— Start of Records supplied —

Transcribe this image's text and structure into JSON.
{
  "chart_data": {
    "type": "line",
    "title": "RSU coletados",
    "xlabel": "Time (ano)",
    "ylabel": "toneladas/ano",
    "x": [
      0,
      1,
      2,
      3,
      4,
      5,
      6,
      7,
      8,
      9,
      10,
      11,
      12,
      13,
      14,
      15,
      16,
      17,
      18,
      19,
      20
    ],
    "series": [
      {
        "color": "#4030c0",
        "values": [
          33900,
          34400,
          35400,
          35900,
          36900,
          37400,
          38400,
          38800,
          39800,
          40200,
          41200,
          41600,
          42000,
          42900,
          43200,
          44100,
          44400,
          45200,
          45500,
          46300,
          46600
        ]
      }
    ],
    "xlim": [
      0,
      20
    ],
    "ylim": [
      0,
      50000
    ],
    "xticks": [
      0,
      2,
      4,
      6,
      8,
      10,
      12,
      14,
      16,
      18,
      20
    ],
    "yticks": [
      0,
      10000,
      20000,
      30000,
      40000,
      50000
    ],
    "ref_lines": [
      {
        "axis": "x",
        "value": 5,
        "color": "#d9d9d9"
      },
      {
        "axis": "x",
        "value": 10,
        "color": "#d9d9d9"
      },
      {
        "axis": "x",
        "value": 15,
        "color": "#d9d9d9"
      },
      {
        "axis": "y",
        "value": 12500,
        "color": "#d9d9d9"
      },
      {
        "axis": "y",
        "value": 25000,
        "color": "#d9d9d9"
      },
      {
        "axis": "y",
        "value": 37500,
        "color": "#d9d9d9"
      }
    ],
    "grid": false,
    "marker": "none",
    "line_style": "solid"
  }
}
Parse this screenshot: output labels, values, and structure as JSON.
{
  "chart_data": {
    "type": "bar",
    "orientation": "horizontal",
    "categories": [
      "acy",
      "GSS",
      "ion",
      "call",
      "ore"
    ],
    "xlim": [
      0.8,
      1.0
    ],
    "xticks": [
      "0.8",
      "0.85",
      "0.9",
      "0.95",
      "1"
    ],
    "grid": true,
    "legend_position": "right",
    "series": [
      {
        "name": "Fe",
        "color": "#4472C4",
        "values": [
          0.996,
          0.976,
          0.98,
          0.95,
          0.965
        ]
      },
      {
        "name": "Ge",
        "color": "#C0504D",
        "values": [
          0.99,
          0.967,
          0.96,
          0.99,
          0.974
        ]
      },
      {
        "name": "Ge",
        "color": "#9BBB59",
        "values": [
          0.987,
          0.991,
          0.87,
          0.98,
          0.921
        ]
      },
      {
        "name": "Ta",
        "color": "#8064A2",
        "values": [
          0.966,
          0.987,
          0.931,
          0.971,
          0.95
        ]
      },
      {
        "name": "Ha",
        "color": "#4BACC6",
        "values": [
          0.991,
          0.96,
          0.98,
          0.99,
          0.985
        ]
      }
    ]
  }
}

— End of Records supplied —

What the task asks → Keep only the lines from the one containing "Parse this screenshot: output" to the end of the entries, and repeat them exactly.

Response to the exercise →
Parse this screenshot: output labels, values, and structure as JSON.
{
  "chart_data": {
    "type": "bar",
    "orientation": "horizontal",
    "categories": [
      "acy",
      "GSS",
      "ion",
      "call",
      "ore"
    ],
    "xlim": [
      0.8,
      1.0
    ],
    "xticks": [
      "0.8",
      "0.85",
      "0.9",
      "0.95",
      "1"
    ],
    "grid": true,
    "legend_position": "right",
    "series": [
      {
        "name": "Fe",
        "color": "#4472C4",
        "values": [
          0.996,
          0.976,
          0.98,
          0.95,
          0.965
        ]
      },
      {
        "name": "Ge",
        "color": "#C0504D",
        "values": [
          0.99,
          0.967,
          0.96,
          0.99,
          0.974
        ]
      },
      {
        "name": "Ge",
        "color": "#9BBB59",
        "values": [
          0.987,
          0.991,
          0.87,
          0.98,
          0.921
        ]
      },
      {
        "name": "Ta",
        "color": "#8064A2",
        "values": [
          0.966,
          0.987,
          0.931,
          0.971,
          0.95
        ]
      },
      {
        "name": "Ha",
        "color": "#4BACC6",
        "values": [
          0.991,
          0.96,
          0.98,
          0.99,
          0.985
        ]
      }
    ]
  }
}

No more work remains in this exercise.